Dataset items:
[start]

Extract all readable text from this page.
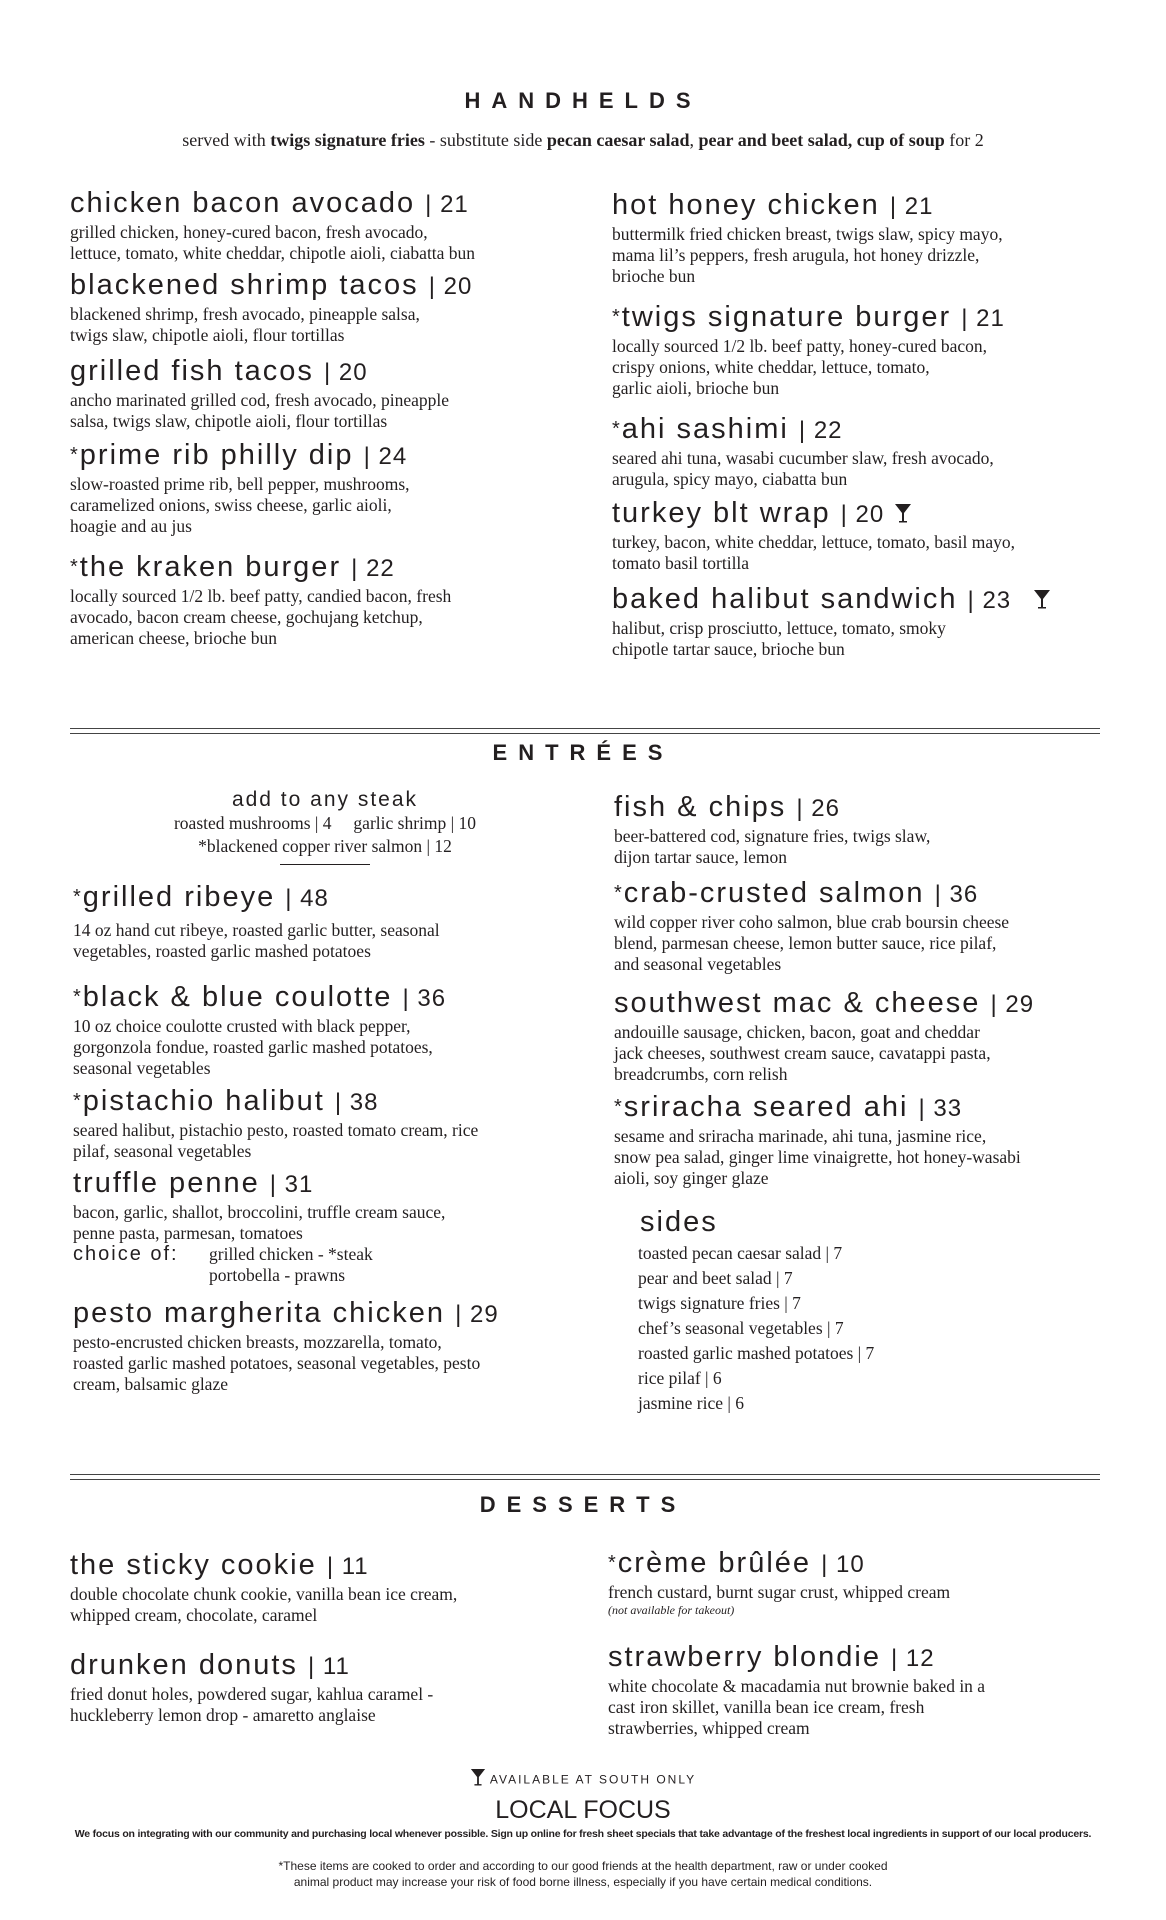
HANDHELDS
served with twigs signature fries - substitute side pecan caesar salad, pear and beet salad, cup of soup for 2
chicken bacon avocado | 21
grilled chicken, honey-cured bacon, fresh avocado,
lettuce, tomato, white cheddar, chipotle aioli, ciabatta bun
blackened shrimp tacos | 20
blackened shrimp, fresh avocado, pineapple salsa,
twigs slaw, chipotle aioli, flour tortillas
grilled fish tacos | 20
ancho marinated grilled cod, fresh avocado, pineapple
salsa, twigs slaw, chipotle aioli, flour tortillas
*prime rib philly dip | 24
slow-roasted prime rib, bell pepper, mushrooms,
caramelized onions, swiss cheese, garlic aioli,
hoagie and au jus
*the kraken burger | 22
locally sourced 1/2 lb. beef patty, candied bacon, fresh
avocado, bacon cream cheese, gochujang ketchup,
american cheese, brioche bun
hot honey chicken | 21
buttermilk fried chicken breast, twigs slaw, spicy mayo,
mama lil’s peppers, fresh arugula, hot honey drizzle,
brioche bun
*twigs signature burger | 21
locally sourced 1/2 lb. beef patty, honey-cured bacon,
crispy onions, white cheddar, lettuce, tomato,
garlic aioli, brioche bun
*ahi sashimi | 22
seared ahi tuna, wasabi cucumber slaw, fresh avocado,
arugula, spicy mayo, ciabatta bun
turkey blt wrap | 20
turkey, bacon, white cheddar, lettuce, tomato, basil mayo,
tomato basil tortilla
baked halibut sandwich | 23
halibut, crisp prosciutto, lettuce, tomato, smoky
chipotle tartar sauce, brioche bun
ENTRÉES
add to any steak
roasted mushrooms | 4     garlic shrimp | 10
*blackened copper river salmon | 12
*grilled ribeye | 48
14 oz hand cut ribeye, roasted garlic butter, seasonal
vegetables, roasted garlic mashed potatoes
*black & blue coulotte | 36
10 oz choice coulotte crusted with black pepper,
gorgonzola fondue, roasted garlic mashed potatoes,
seasonal vegetables
*pistachio halibut | 38
seared halibut, pistachio pesto, roasted tomato cream, rice
pilaf, seasonal vegetables
truffle penne | 31
bacon, garlic, shallot, broccolini, truffle cream sauce,
penne pasta, parmesan, tomatoes
choice of:	grilled chicken - *steak
portobella - prawns
pesto margherita chicken | 29
pesto-encrusted chicken breasts, mozzarella, tomato,
roasted garlic mashed potatoes, seasonal vegetables, pesto
cream, balsamic glaze
fish & chips | 26
beer-battered cod, signature fries, twigs slaw,
dijon tartar sauce, lemon
*crab-crusted salmon | 36
wild copper river coho salmon, blue crab boursin cheese
blend, parmesan cheese, lemon butter sauce, rice pilaf,
and seasonal vegetables
southwest mac & cheese | 29
andouille sausage, chicken, bacon, goat and cheddar
jack cheeses, southwest cream sauce, cavatappi pasta,
breadcrumbs, corn relish
*sriracha seared ahi | 33
sesame and sriracha marinade, ahi tuna, jasmine rice,
snow pea salad, ginger lime vinaigrette, hot honey-wasabi
aioli, soy ginger glaze
sides
toasted pecan caesar salad | 7
pear and beet salad | 7
twigs signature fries | 7
chef’s seasonal vegetables | 7
roasted garlic mashed potatoes | 7
rice pilaf | 6
jasmine rice | 6
DESSERTS
the sticky cookie | 11
double chocolate chunk cookie, vanilla bean ice cream,
whipped cream, chocolate, caramel
drunken donuts | 11
fried donut holes, powdered sugar, kahlua caramel -
huckleberry lemon drop - amaretto anglaise
*crème brûlée | 10
french custard, burnt sugar crust, whipped cream
(not available for takeout)
strawberry blondie | 12
white chocolate & macadamia nut brownie baked in a
cast iron skillet, vanilla bean ice cream, fresh
strawberries, whipped cream
AVAILABLE AT SOUTH ONLY
LOCAL FOCUS
We focus on integrating with our community and purchasing local whenever possible. Sign up online for fresh sheet specials that take advantage of the freshest local ingredients in support of our local producers.
*These items are cooked to order and according to our good friends at the health department, raw or under cooked
animal product may increase your risk of food borne illness, especially if you have certain medical conditions.
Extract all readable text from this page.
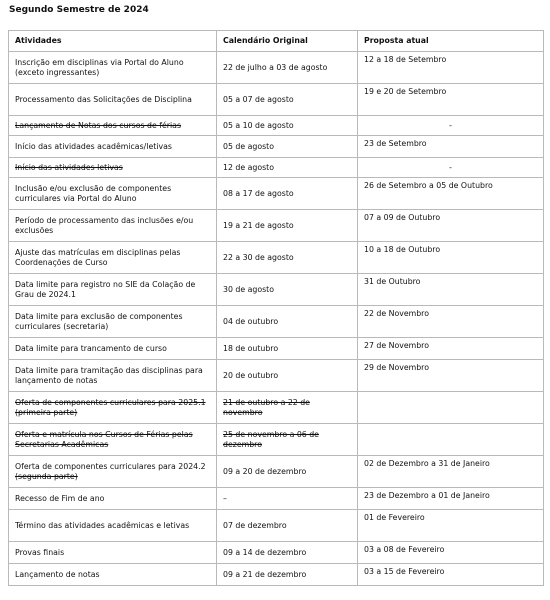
Segundo Semestre de 2024
Atividades	Calendário Original	Proposta atual
Inscrição em disciplinas via Portal do Aluno (exceto ingressantes)	22 de julho a 03 de agosto	12 a 18 de Setembro
Processamento das Solicitações de Disciplina	05 a 07 de agosto	19 e 20 de Setembro
Lançamento de Notas dos cursos de férias	05 a 10 de agosto	-
Início das atividades acadêmicas/letivas	05 de agosto	23 de Setembro
Início das atividades letivas	12 de agosto	-
Inclusão e/ou exclusão de componentes curriculares via Portal do Aluno	08 a 17 de agosto	26 de Setembro a 05 de Outubro
Período de processamento das inclusões e/ou exclusões	19 a 21 de agosto	07 a 09 de Outubro
Ajuste das matrículas em disciplinas pelas Coordenações de Curso	22 a 30 de agosto	10 a 18 de Outubro
Data limite para registro no SIE da Colação de Grau de 2024.1	30 de agosto	31 de Outubro
Data limite para exclusão de componentes curriculares (secretaria)	04 de outubro	22 de Novembro
Data limite para trancamento de curso	18 de outubro	27 de Novembro
Data limite para tramitação das disciplinas para lançamento de notas	20 de outubro	29 de Novembro
Oferta de componentes curriculares para 2025.1 (primeira parte)	21 de outubro a 22 de novembro	
Oferta e matrícula nos Cursos de Férias pelas Secretarias Acadêmicas	25 de novembro a 06 de dezembro	
Oferta de componentes curriculares para 2024.2 (segunda parte)	09 a 20 de dezembro	02 de Dezembro a 31 de Janeiro
Recesso de Fim de ano	–	23 de Dezembro a 01 de Janeiro
Término das atividades acadêmicas e letivas	07 de dezembro	01 de Fevereiro
Provas finais	09 a 14 de dezembro	03 a 08 de Fevereiro
Lançamento de notas	09 a 21 de dezembro	03 a 15 de Fevereiro
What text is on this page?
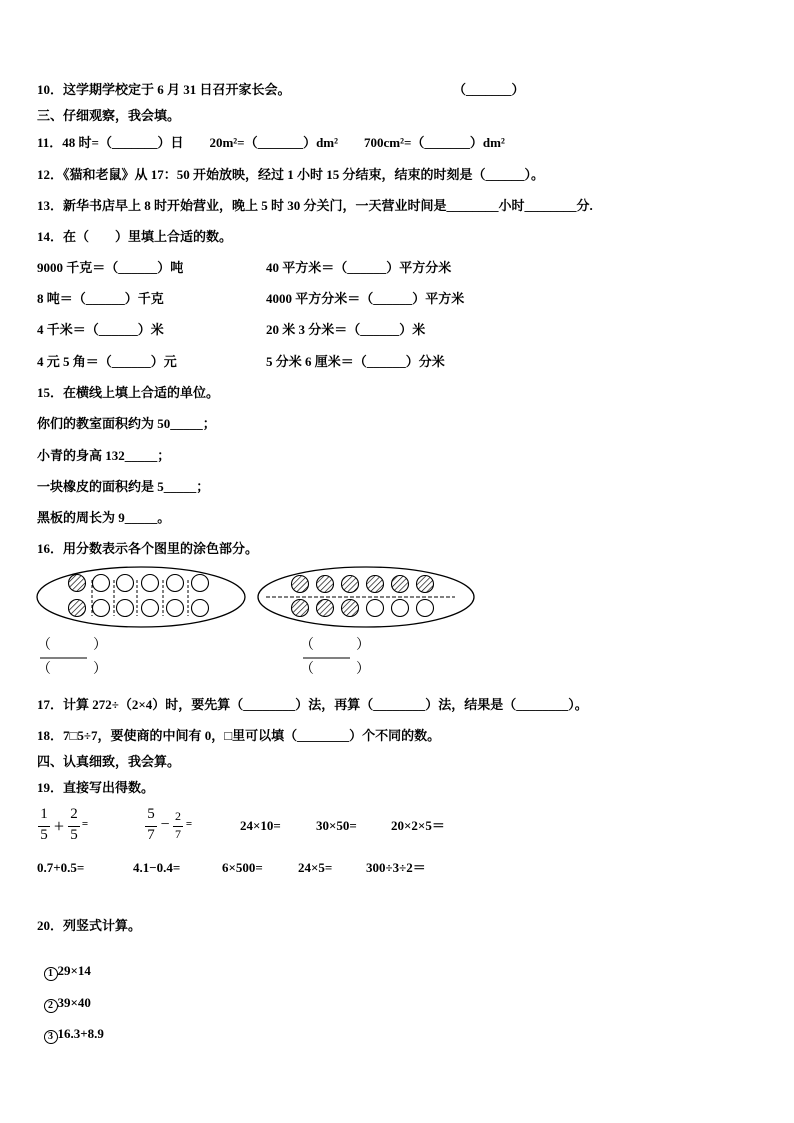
10．这学期学校定于 6 月 31 日召开家长会。	（_______）
三、仔细观察，我会填。
11．48 时=（_______）日　　20m²=（_______）dm²　　700cm²=（_______）dm²
12．《猫和老鼠》从 17：50 开始放映，经过 1 小时 15 分结束，结束的时刻是（______）。
13．新华书店早上 8 时开始营业，晚上 5 时 30 分关门，一天营业时间是________小时________分.
14．在（　　）里填上合适的数。
9000 千克＝（______）吨	40 平方米＝（______）平方分米
8 吨＝（______）千克	4000 平方分米＝（______）平方米
4 千米＝（______）米	20 米 3 分米＝（______）米
4 元 5 角＝（______）元	5 分米 6 厘米＝（______）分米
15．在横线上填上合适的单位。
你们的教室面积约为 50_____；
小青的身高 132_____；
一块橡皮的面积约是 5_____；
黑板的周长为 9_____。
16．用分数表示各个图里的涂色部分。
（　　　	）
（　　　	）
（　　　	）
（　　　	）
17．计算 272÷（2×4）时，要先算（________）法，再算（________）法，结果是（________）。
18．7□5÷7，要使商的中间有 0，□里可以填（________）个不同的数。
四、认真细致，我会算。
19．直接写出得数。
1
5 +
2
5
=
5
7
− 2
7
=	24×10=	30×50=	20×2×5＝
0.7+0.5=	4.1−0.4=	6×500=	24×5=	300÷3÷2＝
20．列竖式计算。

1 29×14

2 39×40

3 16.3+8.9
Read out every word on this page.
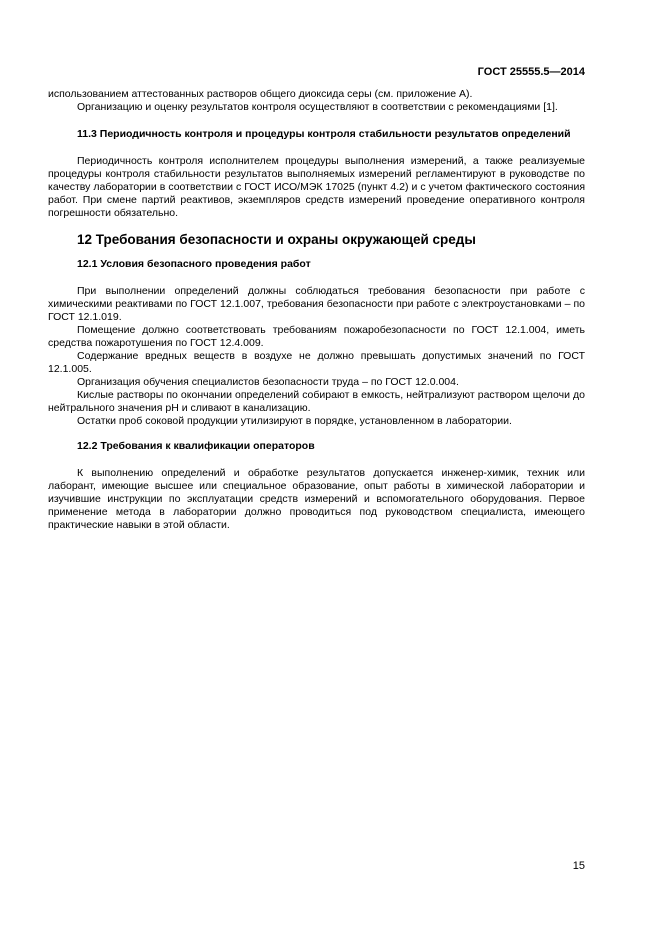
ГОСТ 25555.5—2014

использованием аттестованных растворов общего диоксида серы (см. приложение А).

Организацию и оценку результатов контроля осуществляют в соответствии с рекомендациями [1].

11.3 Периодичность контроля и процедуры контроля стабильности результатов определений

Периодичность контроля исполнителем процедуры выполнения измерений, а также реализуемые процедуры контроля стабильности результатов выполняемых измерений регламентируют в руководстве по качеству лаборатории в соответствии с ГОСТ ИСО/МЭК 17025 (пункт 4.2) и с учетом фактического состояния работ. При смене партий реактивов, экземпляров средств измерений проведение оперативного контроля погрешности обязательно.

12 Требования безопасности и охраны окружающей среды

12.1 Условия безопасного проведения работ

При выполнении определений должны соблюдаться требования безопасности при работе с химическими реактивами по ГОСТ 12.1.007, требования безопасности при работе с электроустановками – по ГОСТ 12.1.019.

Помещение должно соответствовать требованиям пожаробезопасности по ГОСТ 12.1.004, иметь средства пожаротушения по ГОСТ 12.4.009.

Содержание вредных веществ в воздухе не должно превышать допустимых значений по ГОСТ 12.1.005.

Организация обучения специалистов безопасности труда – по ГОСТ 12.0.004.

Кислые растворы по окончании определений собирают в емкость, нейтрализуют раствором щелочи до нейтрального значения рН и сливают в канализацию.

Остатки проб соковой продукции утилизируют в порядке, установленном в лаборатории.

12.2 Требования к квалификации операторов

К выполнению определений и обработке результатов допускается инженер-химик, техник или лаборант, имеющие высшее или специальное образование, опыт работы в химической лаборатории и изучившие инструкции по эксплуатации средств измерений и вспомогательного оборудования. Первое применение метода в лаборатории должно проводиться под руководством специалиста, имеющего практические навыки в этой области.

15
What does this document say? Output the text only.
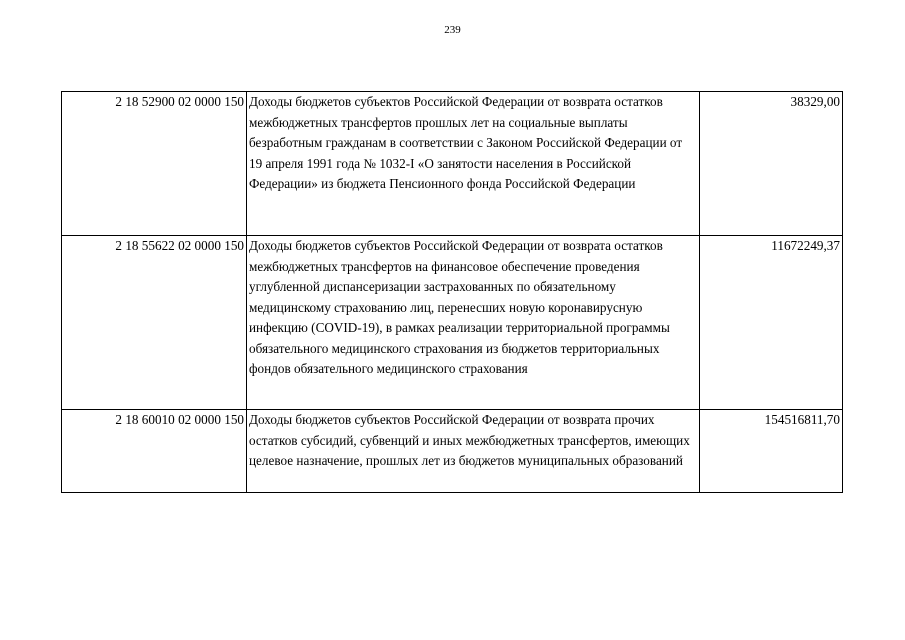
239
2 18 52900 02 0000 150	Доходы бюджетов субъектов Российской Федерации от возврата остатков межбюджетных трансфертов прошлых лет на социальные выплаты безработным гражданам в соответствии с Законом Российской Федерации от 19 апреля 1991 года № 1032-I «О занятости населения в Российской Федерации» из бюджета Пенсионного фонда Российской Федерации	38329,00
2 18 55622 02 0000 150	Доходы бюджетов субъектов Российской Федерации от возврата остатков межбюджетных трансфертов на финансовое обеспечение проведения углубленной диспансеризации застрахованных по обязательному медицинскому страхованию лиц, перенесших новую коронавирусную инфекцию (COVID-19), в рамках реализации территориальной программы обязательного медицинского страхования из бюджетов территориальных фондов обязательного медицинского страхования	11672249,37
2 18 60010 02 0000 150	Доходы бюджетов субъектов Российской Федерации от возврата прочих остатков субсидий, субвенций и иных межбюджетных трансфертов, имеющих целевое назначение, прошлых лет из бюджетов муниципальных образований	154516811,70
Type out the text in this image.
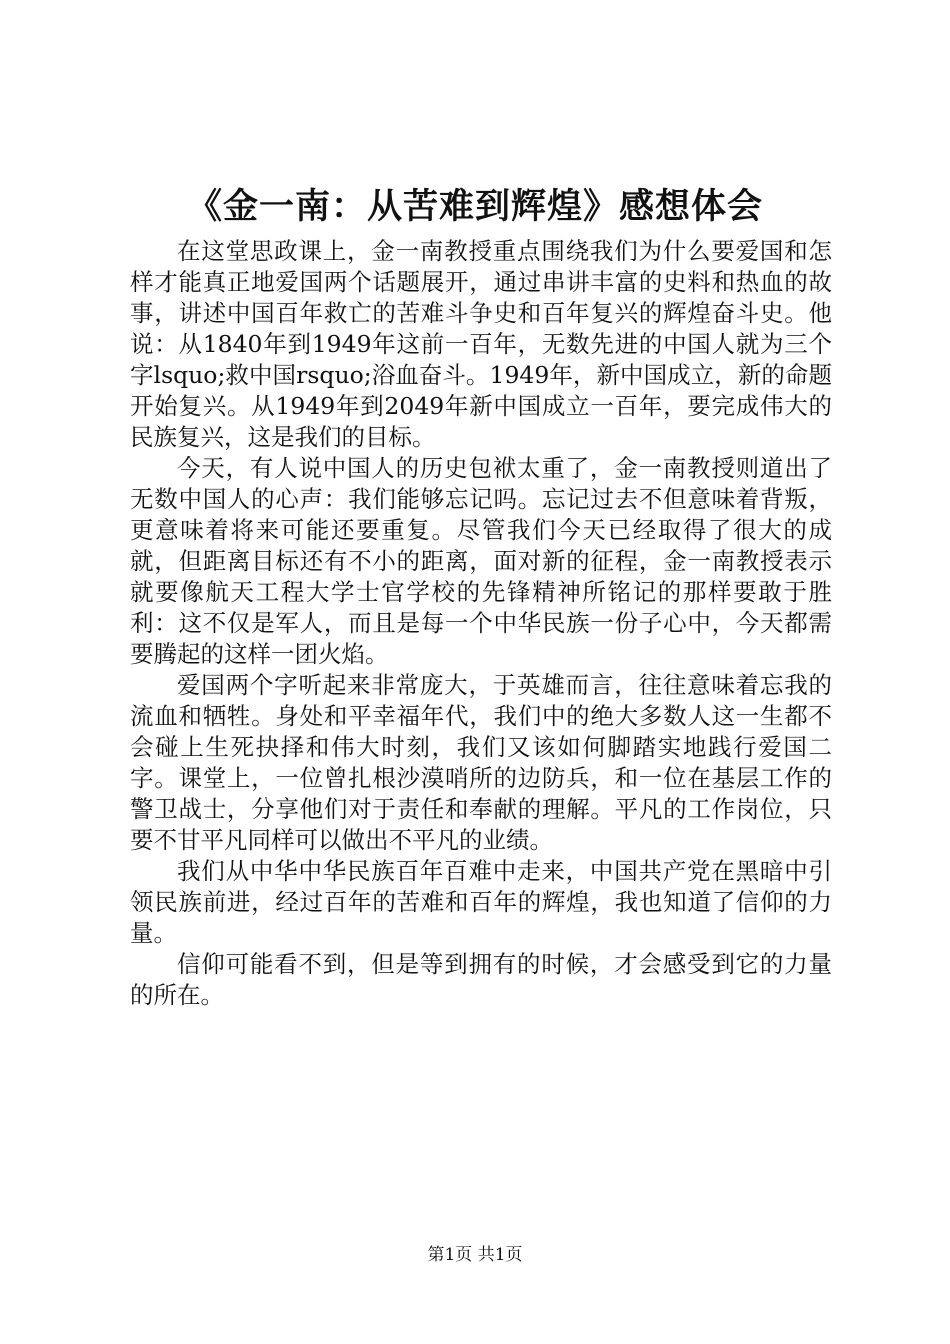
《金一南：从苦难到辉煌》感想体会

在这堂思政课上，金一南教授重点围绕我们为什么要爱国和怎样才能真正地爱国两个话题展开，通过串讲丰富的史料和热血的故事，讲述中国百年救亡的苦难斗争史和百年复兴的辉煌奋斗史。他说：从1840年到1949年这前一百年，无数先进的中国人就为三个字lsquo;救中国rsquo;浴血奋斗。1949年，新中国成立，新的命题开始复兴。从1949年到2049年新中国成立一百年，要完成伟大的民族复兴，这是我们的目标。

今天，有人说中国人的历史包袱太重了，金一南教授则道出了无数中国人的心声：我们能够忘记吗。忘记过去不但意味着背叛，更意味着将来可能还要重复。尽管我们今天已经取得了很大的成就，但距离目标还有不小的距离，面对新的征程，金一南教授表示就要像航天工程大学士官学校的先锋精神所铭记的那样要敢于胜利：这不仅是军人，而且是每一个中华民族一份子心中，今天都需要腾起的这样一团火焰。

爱国两个字听起来非常庞大，于英雄而言，往往意味着忘我的流血和牺牲。身处和平幸福年代，我们中的绝大多数人这一生都不会碰上生死抉择和伟大时刻，我们又该如何脚踏实地践行爱国二字。课堂上，一位曾扎根沙漠哨所的边防兵，和一位在基层工作的警卫战士，分享他们对于责任和奉献的理解。平凡的工作岗位，只要不甘平凡同样可以做出不平凡的业绩。

我们从中华中华民族百年百难中走来，中国共产党在黑暗中引领民族前进，经过百年的苦难和百年的辉煌，我也知道了信仰的力量。

信仰可能看不到，但是等到拥有的时候，才会感受到它的力量的所在。

第1页 共1页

[end]

Stated goal: Emit the lines from the line containing "Type out the text in this image." to the final line of the material, inclusive, exactly as written; pictures are excluded.

Solution to this problem:
Type out the text in this image.
《金一南：从苦难到辉煌》感想体会

在这堂思政课上，金一南教授重点围绕我们为什么要爱国和怎样才能真正地爱国两个话题展开，通过串讲丰富的史料和热血的故事，讲述中国百年救亡的苦难斗争史和百年复兴的辉煌奋斗史。他说：从1840年到1949年这前一百年，无数先进的中国人就为三个字lsquo;救中国rsquo;浴血奋斗。1949年，新中国成立，新的命题开始复兴。从1949年到2049年新中国成立一百年，要完成伟大的民族复兴，这是我们的目标。

今天，有人说中国人的历史包袱太重了，金一南教授则道出了无数中国人的心声：我们能够忘记吗。忘记过去不但意味着背叛，更意味着将来可能还要重复。尽管我们今天已经取得了很大的成就，但距离目标还有不小的距离，面对新的征程，金一南教授表示就要像航天工程大学士官学校的先锋精神所铭记的那样要敢于胜利：这不仅是军人，而且是每一个中华民族一份子心中，今天都需要腾起的这样一团火焰。

爱国两个字听起来非常庞大，于英雄而言，往往意味着忘我的流血和牺牲。身处和平幸福年代，我们中的绝大多数人这一生都不会碰上生死抉择和伟大时刻，我们又该如何脚踏实地践行爱国二字。课堂上，一位曾扎根沙漠哨所的边防兵，和一位在基层工作的警卫战士，分享他们对于责任和奉献的理解。平凡的工作岗位，只要不甘平凡同样可以做出不平凡的业绩。

我们从中华中华民族百年百难中走来，中国共产党在黑暗中引领民族前进，经过百年的苦难和百年的辉煌，我也知道了信仰的力量。

信仰可能看不到，但是等到拥有的时候，才会感受到它的力量的所在。

第1页 共1页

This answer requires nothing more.